--- start of Data to process ---

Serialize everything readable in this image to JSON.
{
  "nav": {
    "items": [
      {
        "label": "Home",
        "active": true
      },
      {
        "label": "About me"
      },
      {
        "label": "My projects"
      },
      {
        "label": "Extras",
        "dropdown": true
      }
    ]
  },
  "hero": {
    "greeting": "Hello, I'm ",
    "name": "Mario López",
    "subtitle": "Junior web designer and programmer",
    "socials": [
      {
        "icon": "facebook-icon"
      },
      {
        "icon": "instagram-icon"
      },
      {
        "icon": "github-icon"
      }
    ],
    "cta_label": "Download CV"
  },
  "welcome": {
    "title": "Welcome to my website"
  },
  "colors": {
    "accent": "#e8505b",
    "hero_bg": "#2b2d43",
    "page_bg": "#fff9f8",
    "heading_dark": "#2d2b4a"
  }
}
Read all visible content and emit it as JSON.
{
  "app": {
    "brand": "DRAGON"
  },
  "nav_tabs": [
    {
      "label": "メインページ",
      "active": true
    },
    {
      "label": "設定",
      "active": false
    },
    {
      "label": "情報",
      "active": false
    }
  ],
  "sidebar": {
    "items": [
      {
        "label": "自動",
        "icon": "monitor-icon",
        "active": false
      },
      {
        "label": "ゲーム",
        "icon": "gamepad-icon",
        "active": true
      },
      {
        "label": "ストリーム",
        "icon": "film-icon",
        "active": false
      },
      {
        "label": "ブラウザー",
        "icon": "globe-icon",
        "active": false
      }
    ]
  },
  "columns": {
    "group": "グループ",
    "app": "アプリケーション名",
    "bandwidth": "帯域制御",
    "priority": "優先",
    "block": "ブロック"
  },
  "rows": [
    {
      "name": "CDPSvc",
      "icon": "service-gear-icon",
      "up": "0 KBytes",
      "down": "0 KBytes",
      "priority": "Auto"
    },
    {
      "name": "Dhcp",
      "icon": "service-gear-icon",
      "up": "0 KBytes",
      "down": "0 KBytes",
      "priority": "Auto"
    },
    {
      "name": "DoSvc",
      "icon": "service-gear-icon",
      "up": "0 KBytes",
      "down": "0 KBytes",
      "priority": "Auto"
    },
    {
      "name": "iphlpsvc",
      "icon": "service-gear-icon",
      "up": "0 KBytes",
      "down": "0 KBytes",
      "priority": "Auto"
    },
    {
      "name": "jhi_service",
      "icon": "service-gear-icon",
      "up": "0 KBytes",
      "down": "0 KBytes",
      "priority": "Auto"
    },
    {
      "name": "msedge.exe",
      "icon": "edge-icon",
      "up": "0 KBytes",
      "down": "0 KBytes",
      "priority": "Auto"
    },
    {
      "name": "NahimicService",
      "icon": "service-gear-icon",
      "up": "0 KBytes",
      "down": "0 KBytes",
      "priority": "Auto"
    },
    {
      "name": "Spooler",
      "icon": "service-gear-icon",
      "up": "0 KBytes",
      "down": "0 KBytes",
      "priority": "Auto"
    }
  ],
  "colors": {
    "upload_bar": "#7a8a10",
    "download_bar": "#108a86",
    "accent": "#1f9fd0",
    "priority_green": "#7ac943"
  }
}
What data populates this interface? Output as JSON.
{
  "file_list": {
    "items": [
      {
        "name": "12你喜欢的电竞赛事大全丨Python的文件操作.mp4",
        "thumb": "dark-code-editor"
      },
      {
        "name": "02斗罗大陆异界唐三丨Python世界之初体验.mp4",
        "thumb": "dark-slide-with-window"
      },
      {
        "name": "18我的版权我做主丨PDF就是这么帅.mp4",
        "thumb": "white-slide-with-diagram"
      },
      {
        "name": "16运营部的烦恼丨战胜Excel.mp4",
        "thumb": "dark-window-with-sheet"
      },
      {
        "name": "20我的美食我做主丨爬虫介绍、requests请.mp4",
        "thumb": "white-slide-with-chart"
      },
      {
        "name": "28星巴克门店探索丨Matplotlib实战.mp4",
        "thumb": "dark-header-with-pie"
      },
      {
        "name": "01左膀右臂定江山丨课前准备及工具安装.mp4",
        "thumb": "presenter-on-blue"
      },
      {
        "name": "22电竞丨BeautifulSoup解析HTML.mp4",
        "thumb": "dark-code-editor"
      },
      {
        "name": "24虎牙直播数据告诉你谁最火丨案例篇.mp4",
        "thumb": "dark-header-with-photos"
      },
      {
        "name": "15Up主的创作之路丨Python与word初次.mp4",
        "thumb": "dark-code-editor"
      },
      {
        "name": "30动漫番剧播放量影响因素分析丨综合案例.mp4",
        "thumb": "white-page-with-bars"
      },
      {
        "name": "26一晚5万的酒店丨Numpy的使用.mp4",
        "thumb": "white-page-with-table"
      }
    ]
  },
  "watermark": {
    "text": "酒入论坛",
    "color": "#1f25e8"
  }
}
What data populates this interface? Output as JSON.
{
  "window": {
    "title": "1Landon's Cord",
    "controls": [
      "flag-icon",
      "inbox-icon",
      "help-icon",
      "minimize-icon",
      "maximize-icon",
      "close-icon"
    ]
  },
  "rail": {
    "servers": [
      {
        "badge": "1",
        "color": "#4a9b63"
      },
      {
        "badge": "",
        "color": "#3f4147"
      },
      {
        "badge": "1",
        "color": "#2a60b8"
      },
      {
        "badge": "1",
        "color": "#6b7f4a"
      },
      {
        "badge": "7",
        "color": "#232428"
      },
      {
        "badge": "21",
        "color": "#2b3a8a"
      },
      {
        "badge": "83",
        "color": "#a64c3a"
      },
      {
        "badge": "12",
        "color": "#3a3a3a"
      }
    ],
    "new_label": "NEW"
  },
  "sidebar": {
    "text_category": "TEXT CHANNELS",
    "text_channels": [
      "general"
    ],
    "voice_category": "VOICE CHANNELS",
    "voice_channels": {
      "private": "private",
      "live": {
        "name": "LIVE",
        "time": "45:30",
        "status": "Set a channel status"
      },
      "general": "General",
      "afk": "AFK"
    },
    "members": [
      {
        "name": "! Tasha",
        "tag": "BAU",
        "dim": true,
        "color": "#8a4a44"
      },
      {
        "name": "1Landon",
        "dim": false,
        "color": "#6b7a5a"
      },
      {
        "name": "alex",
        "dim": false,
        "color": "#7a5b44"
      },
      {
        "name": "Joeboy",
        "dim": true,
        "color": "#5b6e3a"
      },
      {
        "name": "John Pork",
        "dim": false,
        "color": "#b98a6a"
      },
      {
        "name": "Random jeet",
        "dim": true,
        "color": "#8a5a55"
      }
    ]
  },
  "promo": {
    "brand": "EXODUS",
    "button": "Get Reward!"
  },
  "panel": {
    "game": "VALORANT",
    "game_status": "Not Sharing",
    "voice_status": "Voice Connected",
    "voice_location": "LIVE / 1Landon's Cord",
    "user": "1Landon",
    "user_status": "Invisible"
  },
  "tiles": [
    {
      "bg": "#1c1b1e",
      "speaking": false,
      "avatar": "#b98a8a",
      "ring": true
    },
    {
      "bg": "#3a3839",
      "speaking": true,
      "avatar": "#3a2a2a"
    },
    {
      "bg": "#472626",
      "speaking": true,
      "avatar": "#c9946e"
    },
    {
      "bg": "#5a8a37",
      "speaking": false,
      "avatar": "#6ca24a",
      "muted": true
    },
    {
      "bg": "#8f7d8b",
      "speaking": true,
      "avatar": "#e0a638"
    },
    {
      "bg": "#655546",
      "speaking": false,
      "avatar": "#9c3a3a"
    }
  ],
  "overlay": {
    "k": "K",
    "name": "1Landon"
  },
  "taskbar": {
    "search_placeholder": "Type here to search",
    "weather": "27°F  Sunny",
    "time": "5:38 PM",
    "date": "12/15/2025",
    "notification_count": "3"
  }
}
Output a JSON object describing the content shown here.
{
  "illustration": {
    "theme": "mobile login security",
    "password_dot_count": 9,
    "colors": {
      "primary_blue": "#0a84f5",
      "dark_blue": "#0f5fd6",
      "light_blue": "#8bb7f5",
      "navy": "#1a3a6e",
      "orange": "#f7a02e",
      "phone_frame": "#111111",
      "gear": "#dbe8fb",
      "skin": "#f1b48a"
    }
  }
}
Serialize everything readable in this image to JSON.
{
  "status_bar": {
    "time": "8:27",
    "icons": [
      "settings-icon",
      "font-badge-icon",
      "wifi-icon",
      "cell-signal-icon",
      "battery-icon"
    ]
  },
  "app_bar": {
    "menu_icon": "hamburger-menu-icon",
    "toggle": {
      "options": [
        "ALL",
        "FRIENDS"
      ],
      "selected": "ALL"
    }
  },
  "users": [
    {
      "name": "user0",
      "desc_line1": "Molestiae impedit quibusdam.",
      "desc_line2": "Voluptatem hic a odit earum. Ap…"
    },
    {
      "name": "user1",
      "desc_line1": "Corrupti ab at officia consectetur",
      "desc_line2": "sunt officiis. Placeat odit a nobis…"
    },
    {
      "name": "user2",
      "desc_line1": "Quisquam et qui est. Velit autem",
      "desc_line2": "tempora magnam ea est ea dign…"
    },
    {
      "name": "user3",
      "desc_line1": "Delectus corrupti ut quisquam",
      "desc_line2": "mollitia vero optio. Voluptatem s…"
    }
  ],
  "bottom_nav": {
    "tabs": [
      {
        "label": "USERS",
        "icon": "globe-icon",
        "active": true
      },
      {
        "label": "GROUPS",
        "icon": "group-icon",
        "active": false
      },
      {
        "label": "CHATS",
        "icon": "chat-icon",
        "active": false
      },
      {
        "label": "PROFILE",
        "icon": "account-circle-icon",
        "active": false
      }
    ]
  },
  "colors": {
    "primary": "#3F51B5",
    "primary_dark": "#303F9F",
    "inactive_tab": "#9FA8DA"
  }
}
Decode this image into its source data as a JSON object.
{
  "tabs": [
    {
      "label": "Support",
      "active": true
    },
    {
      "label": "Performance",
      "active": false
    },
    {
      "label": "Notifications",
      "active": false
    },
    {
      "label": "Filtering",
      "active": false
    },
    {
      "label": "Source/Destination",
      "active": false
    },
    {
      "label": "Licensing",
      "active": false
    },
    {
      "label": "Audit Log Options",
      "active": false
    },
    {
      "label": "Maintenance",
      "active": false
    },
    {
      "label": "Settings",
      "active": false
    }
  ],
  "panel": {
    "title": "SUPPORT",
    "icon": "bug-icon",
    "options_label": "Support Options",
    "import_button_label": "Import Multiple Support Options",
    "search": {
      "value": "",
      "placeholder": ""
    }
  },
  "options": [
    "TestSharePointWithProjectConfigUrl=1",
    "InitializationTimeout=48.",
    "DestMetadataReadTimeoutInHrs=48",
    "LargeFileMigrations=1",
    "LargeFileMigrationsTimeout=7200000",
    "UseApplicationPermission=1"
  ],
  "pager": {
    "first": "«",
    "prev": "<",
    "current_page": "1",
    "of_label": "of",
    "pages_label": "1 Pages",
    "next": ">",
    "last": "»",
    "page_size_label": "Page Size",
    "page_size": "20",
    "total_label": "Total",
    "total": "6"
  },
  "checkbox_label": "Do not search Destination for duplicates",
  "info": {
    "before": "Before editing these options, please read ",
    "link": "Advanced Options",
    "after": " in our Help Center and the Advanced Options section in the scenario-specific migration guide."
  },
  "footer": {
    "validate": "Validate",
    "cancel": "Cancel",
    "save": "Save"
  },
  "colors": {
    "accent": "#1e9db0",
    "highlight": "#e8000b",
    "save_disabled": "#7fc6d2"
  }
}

--- end of Data to process ---

* _The task_:
From the entries above, pull out each line that includes "accent".

* _Result of the exercise_:
    "accent": "#e8505b",
    "accent": "#1f9fd0",
    "accent": "#1e9db0",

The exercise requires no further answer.